→ **To be done**:
Check each line of the listing for the string "from", then state how many lines have it. Only the number is wanted.

——

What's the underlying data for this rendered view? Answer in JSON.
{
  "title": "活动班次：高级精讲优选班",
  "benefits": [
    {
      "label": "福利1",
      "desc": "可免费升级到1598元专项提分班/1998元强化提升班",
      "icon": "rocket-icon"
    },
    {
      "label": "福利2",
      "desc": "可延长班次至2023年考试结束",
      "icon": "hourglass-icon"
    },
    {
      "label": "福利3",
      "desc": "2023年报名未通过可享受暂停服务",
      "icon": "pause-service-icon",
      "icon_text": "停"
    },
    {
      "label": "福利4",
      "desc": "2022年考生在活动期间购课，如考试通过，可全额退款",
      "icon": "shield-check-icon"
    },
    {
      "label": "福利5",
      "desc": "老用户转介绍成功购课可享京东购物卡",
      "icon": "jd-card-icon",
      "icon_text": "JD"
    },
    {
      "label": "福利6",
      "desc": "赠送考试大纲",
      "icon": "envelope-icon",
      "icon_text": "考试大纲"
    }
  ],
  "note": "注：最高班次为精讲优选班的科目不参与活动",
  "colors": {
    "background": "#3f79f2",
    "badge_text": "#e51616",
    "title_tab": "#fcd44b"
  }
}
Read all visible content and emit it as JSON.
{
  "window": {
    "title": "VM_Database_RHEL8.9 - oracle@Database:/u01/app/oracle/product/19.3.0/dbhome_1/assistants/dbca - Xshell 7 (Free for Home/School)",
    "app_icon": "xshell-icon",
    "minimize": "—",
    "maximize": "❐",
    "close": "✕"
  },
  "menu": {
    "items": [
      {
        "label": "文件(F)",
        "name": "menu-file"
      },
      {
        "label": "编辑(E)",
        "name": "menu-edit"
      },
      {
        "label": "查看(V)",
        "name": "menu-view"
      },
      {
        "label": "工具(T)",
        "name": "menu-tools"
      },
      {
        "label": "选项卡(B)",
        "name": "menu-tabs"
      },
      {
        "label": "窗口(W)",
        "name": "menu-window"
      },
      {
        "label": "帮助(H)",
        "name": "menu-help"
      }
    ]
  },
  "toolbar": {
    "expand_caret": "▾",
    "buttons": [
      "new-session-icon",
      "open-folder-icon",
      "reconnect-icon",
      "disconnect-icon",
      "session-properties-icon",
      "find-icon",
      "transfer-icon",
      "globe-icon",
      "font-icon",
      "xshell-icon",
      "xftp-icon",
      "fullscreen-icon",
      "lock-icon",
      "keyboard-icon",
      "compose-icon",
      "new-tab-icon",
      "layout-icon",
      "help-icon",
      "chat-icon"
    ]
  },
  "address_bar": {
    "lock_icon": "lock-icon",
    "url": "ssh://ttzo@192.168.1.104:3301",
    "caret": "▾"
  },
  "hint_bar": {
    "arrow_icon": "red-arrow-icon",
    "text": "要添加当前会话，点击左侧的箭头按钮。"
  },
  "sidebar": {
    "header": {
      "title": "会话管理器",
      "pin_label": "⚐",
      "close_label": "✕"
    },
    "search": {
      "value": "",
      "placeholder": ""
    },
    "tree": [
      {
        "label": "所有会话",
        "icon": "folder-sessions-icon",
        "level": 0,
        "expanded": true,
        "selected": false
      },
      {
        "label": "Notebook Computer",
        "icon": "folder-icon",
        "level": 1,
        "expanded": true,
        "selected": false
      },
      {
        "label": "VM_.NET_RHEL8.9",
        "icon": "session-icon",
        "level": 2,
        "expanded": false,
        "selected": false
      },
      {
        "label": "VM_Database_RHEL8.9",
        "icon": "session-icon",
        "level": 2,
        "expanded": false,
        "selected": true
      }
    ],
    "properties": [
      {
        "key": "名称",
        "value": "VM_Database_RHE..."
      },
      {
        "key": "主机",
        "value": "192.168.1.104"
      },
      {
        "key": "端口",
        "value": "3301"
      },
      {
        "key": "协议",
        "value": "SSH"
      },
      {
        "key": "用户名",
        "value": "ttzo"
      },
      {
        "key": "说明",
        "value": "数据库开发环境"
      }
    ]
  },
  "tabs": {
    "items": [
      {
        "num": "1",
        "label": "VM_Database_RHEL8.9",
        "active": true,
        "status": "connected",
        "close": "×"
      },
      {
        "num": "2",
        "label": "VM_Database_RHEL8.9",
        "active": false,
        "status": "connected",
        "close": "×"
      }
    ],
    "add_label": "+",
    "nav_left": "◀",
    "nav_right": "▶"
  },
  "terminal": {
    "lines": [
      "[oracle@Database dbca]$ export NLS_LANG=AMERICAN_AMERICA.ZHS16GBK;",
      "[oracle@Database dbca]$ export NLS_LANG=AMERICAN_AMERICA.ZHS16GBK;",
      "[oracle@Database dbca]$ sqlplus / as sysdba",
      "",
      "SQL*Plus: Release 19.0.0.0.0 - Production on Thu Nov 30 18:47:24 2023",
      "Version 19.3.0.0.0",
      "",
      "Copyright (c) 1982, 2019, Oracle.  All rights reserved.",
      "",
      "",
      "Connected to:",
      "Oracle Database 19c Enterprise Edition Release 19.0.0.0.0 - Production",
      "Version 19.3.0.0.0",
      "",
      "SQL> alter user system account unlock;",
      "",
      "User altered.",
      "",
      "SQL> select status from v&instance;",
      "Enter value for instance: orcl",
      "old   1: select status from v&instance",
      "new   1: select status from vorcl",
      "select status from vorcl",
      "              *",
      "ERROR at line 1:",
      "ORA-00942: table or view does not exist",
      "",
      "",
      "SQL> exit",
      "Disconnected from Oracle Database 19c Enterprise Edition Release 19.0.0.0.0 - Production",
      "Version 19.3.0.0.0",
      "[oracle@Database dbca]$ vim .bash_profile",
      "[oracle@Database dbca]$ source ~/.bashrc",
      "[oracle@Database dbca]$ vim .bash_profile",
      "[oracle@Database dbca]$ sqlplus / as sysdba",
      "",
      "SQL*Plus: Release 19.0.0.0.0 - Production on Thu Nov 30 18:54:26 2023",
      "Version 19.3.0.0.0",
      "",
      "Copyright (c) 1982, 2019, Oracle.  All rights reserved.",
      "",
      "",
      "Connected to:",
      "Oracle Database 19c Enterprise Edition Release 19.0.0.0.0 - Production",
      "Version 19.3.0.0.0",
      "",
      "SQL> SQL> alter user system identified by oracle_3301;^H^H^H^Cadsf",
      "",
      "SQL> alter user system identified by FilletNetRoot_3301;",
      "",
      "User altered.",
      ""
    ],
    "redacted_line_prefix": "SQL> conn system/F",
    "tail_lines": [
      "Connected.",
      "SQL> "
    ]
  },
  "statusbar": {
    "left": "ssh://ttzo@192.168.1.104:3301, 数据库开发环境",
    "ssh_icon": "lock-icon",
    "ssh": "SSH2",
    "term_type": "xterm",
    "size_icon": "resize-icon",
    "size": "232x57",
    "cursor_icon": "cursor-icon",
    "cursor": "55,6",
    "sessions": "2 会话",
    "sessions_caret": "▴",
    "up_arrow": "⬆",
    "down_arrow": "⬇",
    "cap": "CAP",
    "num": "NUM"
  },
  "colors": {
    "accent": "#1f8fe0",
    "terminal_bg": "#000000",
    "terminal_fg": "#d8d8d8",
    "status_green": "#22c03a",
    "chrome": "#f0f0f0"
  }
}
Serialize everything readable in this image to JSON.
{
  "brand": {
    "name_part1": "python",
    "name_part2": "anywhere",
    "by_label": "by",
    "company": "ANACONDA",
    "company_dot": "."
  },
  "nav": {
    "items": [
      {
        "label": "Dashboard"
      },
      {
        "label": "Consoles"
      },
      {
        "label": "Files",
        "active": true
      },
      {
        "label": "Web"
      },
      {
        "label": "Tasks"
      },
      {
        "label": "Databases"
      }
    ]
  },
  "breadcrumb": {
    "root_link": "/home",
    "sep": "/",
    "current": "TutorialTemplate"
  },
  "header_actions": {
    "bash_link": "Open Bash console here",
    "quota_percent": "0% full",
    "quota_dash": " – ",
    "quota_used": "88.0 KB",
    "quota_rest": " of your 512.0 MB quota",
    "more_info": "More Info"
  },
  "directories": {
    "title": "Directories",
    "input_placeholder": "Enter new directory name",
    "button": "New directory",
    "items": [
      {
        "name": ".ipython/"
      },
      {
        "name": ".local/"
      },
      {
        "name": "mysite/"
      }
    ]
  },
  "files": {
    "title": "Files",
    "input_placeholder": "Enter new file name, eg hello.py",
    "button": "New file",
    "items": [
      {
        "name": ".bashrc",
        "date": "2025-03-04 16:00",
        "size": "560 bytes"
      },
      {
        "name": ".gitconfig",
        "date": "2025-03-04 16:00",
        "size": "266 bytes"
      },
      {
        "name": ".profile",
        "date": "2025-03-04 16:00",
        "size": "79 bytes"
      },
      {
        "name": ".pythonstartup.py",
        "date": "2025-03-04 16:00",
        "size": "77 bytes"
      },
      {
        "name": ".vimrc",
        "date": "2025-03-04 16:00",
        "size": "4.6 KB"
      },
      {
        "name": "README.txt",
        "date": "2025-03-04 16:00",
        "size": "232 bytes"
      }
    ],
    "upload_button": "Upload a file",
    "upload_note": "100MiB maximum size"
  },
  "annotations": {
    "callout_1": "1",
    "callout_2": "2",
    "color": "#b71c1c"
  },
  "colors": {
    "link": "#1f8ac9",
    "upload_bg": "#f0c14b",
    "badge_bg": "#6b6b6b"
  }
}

——

→ **Output of the task**:
5